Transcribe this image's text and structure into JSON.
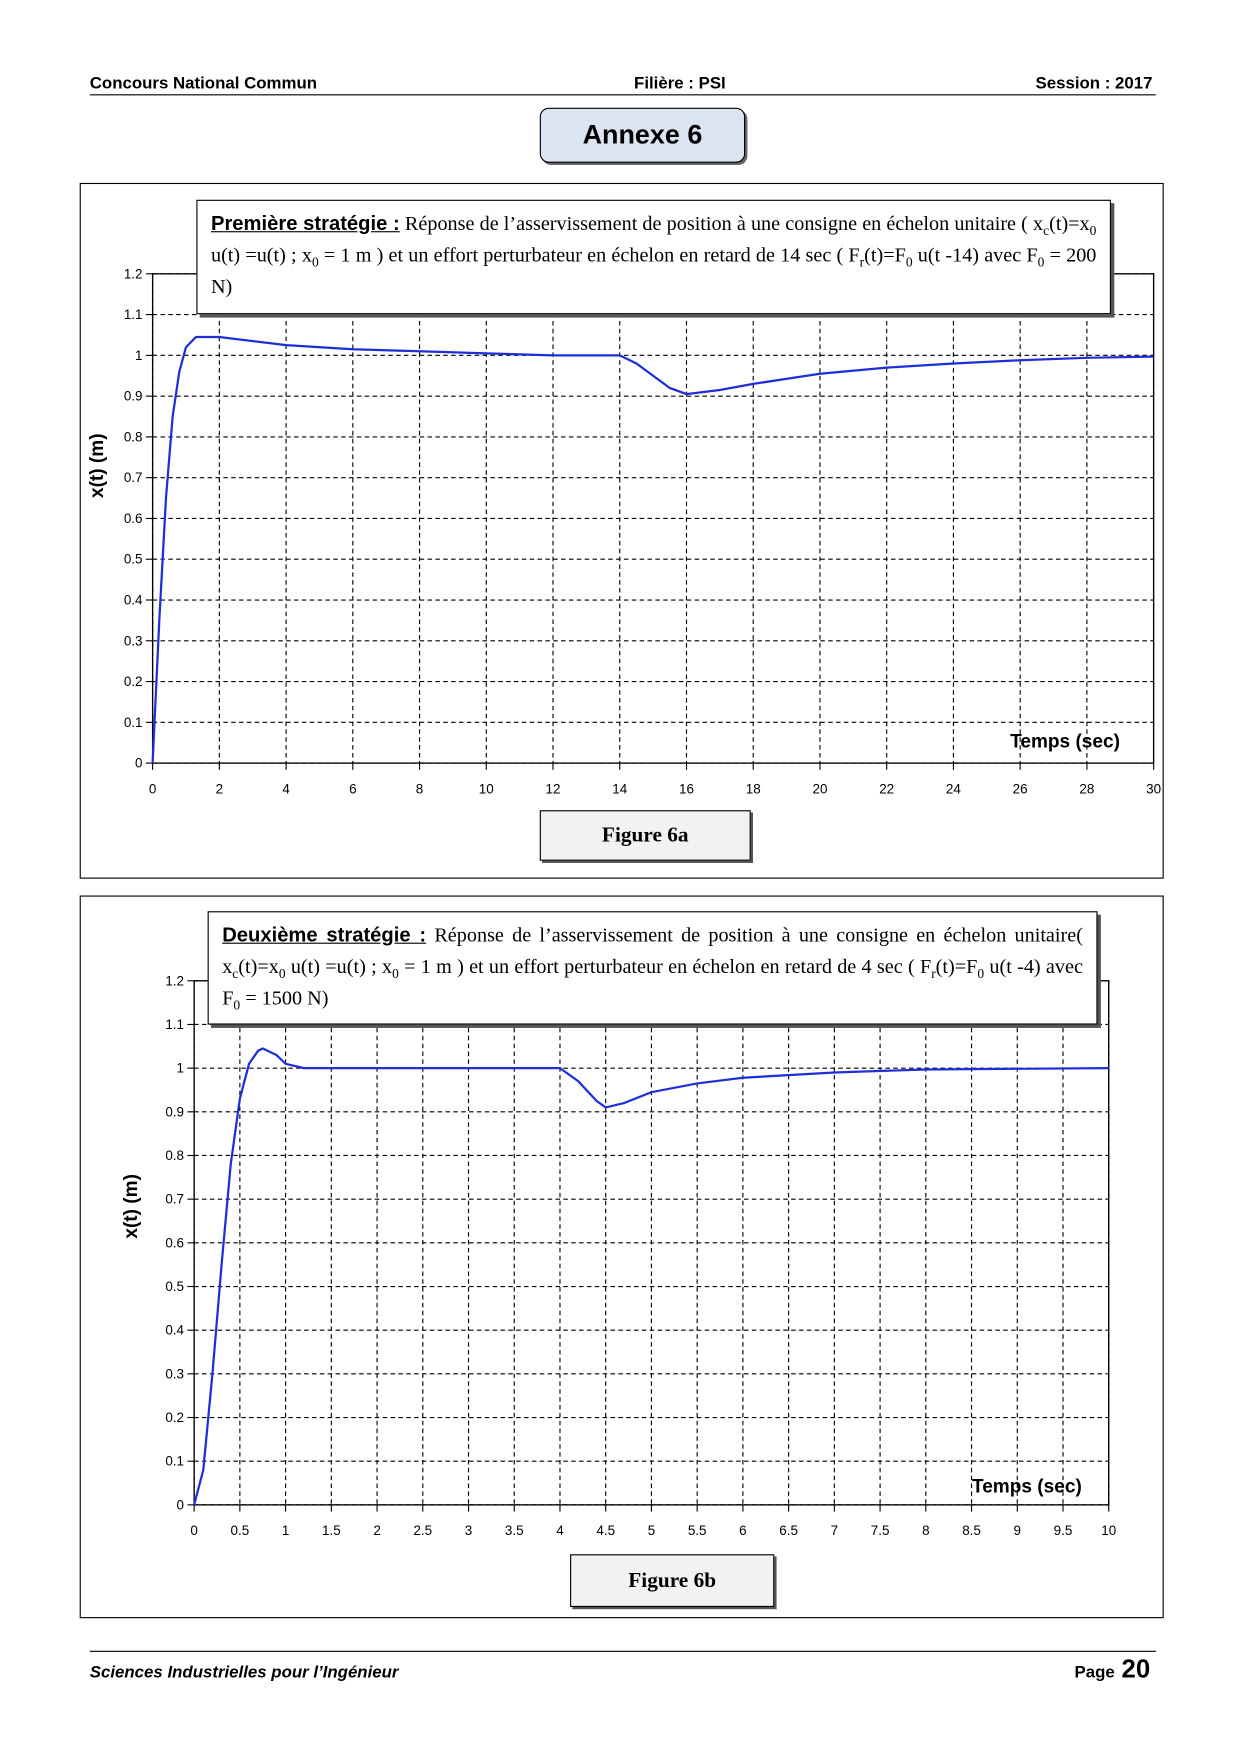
{
  "header": {
    "left": "Concours National Commun",
    "center": "Filière : PSI",
    "right": "Session : 2017"
  },
  "title": "Annexe 6",
  "chart_data": [
    {
      "type": "line",
      "heading": "Première stratégie :",
      "description": [
        {
          "text": "Réponse de l’asservissement de position à une consigne en échelon unitaire ( x"
        },
        {
          "sub": "c"
        },
        {
          "text": "(t)=x"
        },
        {
          "sub": "0"
        },
        {
          "text": " u(t) =u(t) ;   x"
        },
        {
          "sub": "0"
        },
        {
          "text": " = 1 m ) et un effort perturbateur en échelon en retard de 14 sec  ( F"
        },
        {
          "sub": "r"
        },
        {
          "text": "(t)=F"
        },
        {
          "sub": "0"
        },
        {
          "text": " u(t -14)   avec F"
        },
        {
          "sub": "0"
        },
        {
          "text": " = 200 N)"
        }
      ],
      "x_label": "Temps (sec)",
      "y_label": "x(t)  (m)",
      "caption": "Figure 6a",
      "xlim": [
        0,
        30
      ],
      "ylim": [
        0,
        1.2
      ],
      "xticks": [
        0,
        2,
        4,
        6,
        8,
        10,
        12,
        14,
        16,
        18,
        20,
        22,
        24,
        26,
        28,
        30
      ],
      "yticks": [
        0,
        0.1,
        0.2,
        0.3,
        0.4,
        0.5,
        0.6,
        0.7,
        0.8,
        0.9,
        1,
        1.1,
        1.2
      ],
      "grid": true,
      "series": [
        {
          "color": "#1f2fd8",
          "x": [
            0,
            0.2,
            0.4,
            0.6,
            0.8,
            1,
            1.3,
            2,
            4,
            6,
            8,
            10,
            12,
            14,
            14.5,
            15,
            15.5,
            16,
            17,
            18,
            20,
            22,
            24,
            26,
            28,
            30
          ],
          "values": [
            0,
            0.35,
            0.65,
            0.85,
            0.96,
            1.02,
            1.045,
            1.045,
            1.025,
            1.015,
            1.01,
            1.005,
            1.0,
            1.0,
            0.98,
            0.95,
            0.92,
            0.905,
            0.915,
            0.93,
            0.955,
            0.97,
            0.98,
            0.988,
            0.994,
            0.997
          ]
        }
      ]
    },
    {
      "type": "line",
      "heading": "Deuxième stratégie :",
      "description": [
        {
          "text": "Réponse de l’asservissement de position à une consigne en échelon unitaire( x"
        },
        {
          "sub": "c"
        },
        {
          "text": "(t)=x"
        },
        {
          "sub": "0"
        },
        {
          "text": " u(t) =u(t) ;   x"
        },
        {
          "sub": "0"
        },
        {
          "text": " = 1 m ) et un effort perturbateur en échelon en retard de 4 sec  ( F"
        },
        {
          "sub": "r"
        },
        {
          "text": "(t)=F"
        },
        {
          "sub": "0"
        },
        {
          "text": " u(t -4)   avec F"
        },
        {
          "sub": "0"
        },
        {
          "text": " = 1500 N)"
        }
      ],
      "x_label": "Temps (sec)",
      "y_label": "x(t)  (m)",
      "caption": "Figure 6b",
      "xlim": [
        0,
        10
      ],
      "ylim": [
        0,
        1.2
      ],
      "xticks": [
        0,
        0.5,
        1,
        1.5,
        2,
        2.5,
        3,
        3.5,
        4,
        4.5,
        5,
        5.5,
        6,
        6.5,
        7,
        7.5,
        8,
        8.5,
        9,
        9.5,
        10
      ],
      "yticks": [
        0,
        0.1,
        0.2,
        0.3,
        0.4,
        0.5,
        0.6,
        0.7,
        0.8,
        0.9,
        1,
        1.1,
        1.2
      ],
      "grid": true,
      "series": [
        {
          "color": "#1f2fd8",
          "x": [
            0,
            0.1,
            0.2,
            0.3,
            0.4,
            0.5,
            0.6,
            0.7,
            0.75,
            0.9,
            1,
            1.2,
            2,
            4,
            4.2,
            4.4,
            4.5,
            4.7,
            5,
            5.5,
            6,
            7,
            8,
            10
          ],
          "values": [
            0,
            0.08,
            0.3,
            0.55,
            0.78,
            0.93,
            1.01,
            1.04,
            1.045,
            1.03,
            1.01,
            1.0,
            1.0,
            1.0,
            0.97,
            0.925,
            0.91,
            0.92,
            0.945,
            0.965,
            0.978,
            0.99,
            0.997,
            1.0
          ]
        }
      ]
    }
  ],
  "footer": {
    "left": "Sciences Industrielles pour l’Ingénieur",
    "page_word": "Page",
    "page_number": "20"
  }
}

****************

Would you mind returning each entry above word for word, skipping the images?

▸ PROBLEM SOLUTION:
Transcribe this image's text and structure into JSON.
{
  "header": {
    "left": "Concours National Commun",
    "center": "Filière : PSI",
    "right": "Session : 2017"
  },
  "title": "Annexe 6",
  "chart_data": [
    {
      "type": "line",
      "heading": "Première stratégie :",
      "description": [
        {
          "text": "Réponse de l’asservissement de position à une consigne en échelon unitaire ( x"
        },
        {
          "sub": "c"
        },
        {
          "text": "(t)=x"
        },
        {
          "sub": "0"
        },
        {
          "text": " u(t) =u(t) ;   x"
        },
        {
          "sub": "0"
        },
        {
          "text": " = 1 m ) et un effort perturbateur en échelon en retard de 14 sec  ( F"
        },
        {
          "sub": "r"
        },
        {
          "text": "(t)=F"
        },
        {
          "sub": "0"
        },
        {
          "text": " u(t -14)   avec F"
        },
        {
          "sub": "0"
        },
        {
          "text": " = 200 N)"
        }
      ],
      "x_label": "Temps (sec)",
      "y_label": "x(t)  (m)",
      "caption": "Figure 6a",
      "xlim": [
        0,
        30
      ],
      "ylim": [
        0,
        1.2
      ],
      "xticks": [
        0,
        2,
        4,
        6,
        8,
        10,
        12,
        14,
        16,
        18,
        20,
        22,
        24,
        26,
        28,
        30
      ],
      "yticks": [
        0,
        0.1,
        0.2,
        0.3,
        0.4,
        0.5,
        0.6,
        0.7,
        0.8,
        0.9,
        1,
        1.1,
        1.2
      ],
      "grid": true,
      "series": [
        {
          "color": "#1f2fd8",
          "x": [
            0,
            0.2,
            0.4,
            0.6,
            0.8,
            1,
            1.3,
            2,
            4,
            6,
            8,
            10,
            12,
            14,
            14.5,
            15,
            15.5,
            16,
            17,
            18,
            20,
            22,
            24,
            26,
            28,
            30
          ],
          "values": [
            0,
            0.35,
            0.65,
            0.85,
            0.96,
            1.02,
            1.045,
            1.045,
            1.025,
            1.015,
            1.01,
            1.005,
            1.0,
            1.0,
            0.98,
            0.95,
            0.92,
            0.905,
            0.915,
            0.93,
            0.955,
            0.97,
            0.98,
            0.988,
            0.994,
            0.997
          ]
        }
      ]
    },
    {
      "type": "line",
      "heading": "Deuxième stratégie :",
      "description": [
        {
          "text": "Réponse de l’asservissement de position à une consigne en échelon unitaire( x"
        },
        {
          "sub": "c"
        },
        {
          "text": "(t)=x"
        },
        {
          "sub": "0"
        },
        {
          "text": " u(t) =u(t) ;   x"
        },
        {
          "sub": "0"
        },
        {
          "text": " = 1 m ) et un effort perturbateur en échelon en retard de 4 sec  ( F"
        },
        {
          "sub": "r"
        },
        {
          "text": "(t)=F"
        },
        {
          "sub": "0"
        },
        {
          "text": " u(t -4)   avec F"
        },
        {
          "sub": "0"
        },
        {
          "text": " = 1500 N)"
        }
      ],
      "x_label": "Temps (sec)",
      "y_label": "x(t)  (m)",
      "caption": "Figure 6b",
      "xlim": [
        0,
        10
      ],
      "ylim": [
        0,
        1.2
      ],
      "xticks": [
        0,
        0.5,
        1,
        1.5,
        2,
        2.5,
        3,
        3.5,
        4,
        4.5,
        5,
        5.5,
        6,
        6.5,
        7,
        7.5,
        8,
        8.5,
        9,
        9.5,
        10
      ],
      "yticks": [
        0,
        0.1,
        0.2,
        0.3,
        0.4,
        0.5,
        0.6,
        0.7,
        0.8,
        0.9,
        1,
        1.1,
        1.2
      ],
      "grid": true,
      "series": [
        {
          "color": "#1f2fd8",
          "x": [
            0,
            0.1,
            0.2,
            0.3,
            0.4,
            0.5,
            0.6,
            0.7,
            0.75,
            0.9,
            1,
            1.2,
            2,
            4,
            4.2,
            4.4,
            4.5,
            4.7,
            5,
            5.5,
            6,
            7,
            8,
            10
          ],
          "values": [
            0,
            0.08,
            0.3,
            0.55,
            0.78,
            0.93,
            1.01,
            1.04,
            1.045,
            1.03,
            1.01,
            1.0,
            1.0,
            1.0,
            0.97,
            0.925,
            0.91,
            0.92,
            0.945,
            0.965,
            0.978,
            0.99,
            0.997,
            1.0
          ]
        }
      ]
    }
  ],
  "footer": {
    "left": "Sciences Industrielles pour l’Ingénieur",
    "page_word": "Page",
    "page_number": "20"
  }
}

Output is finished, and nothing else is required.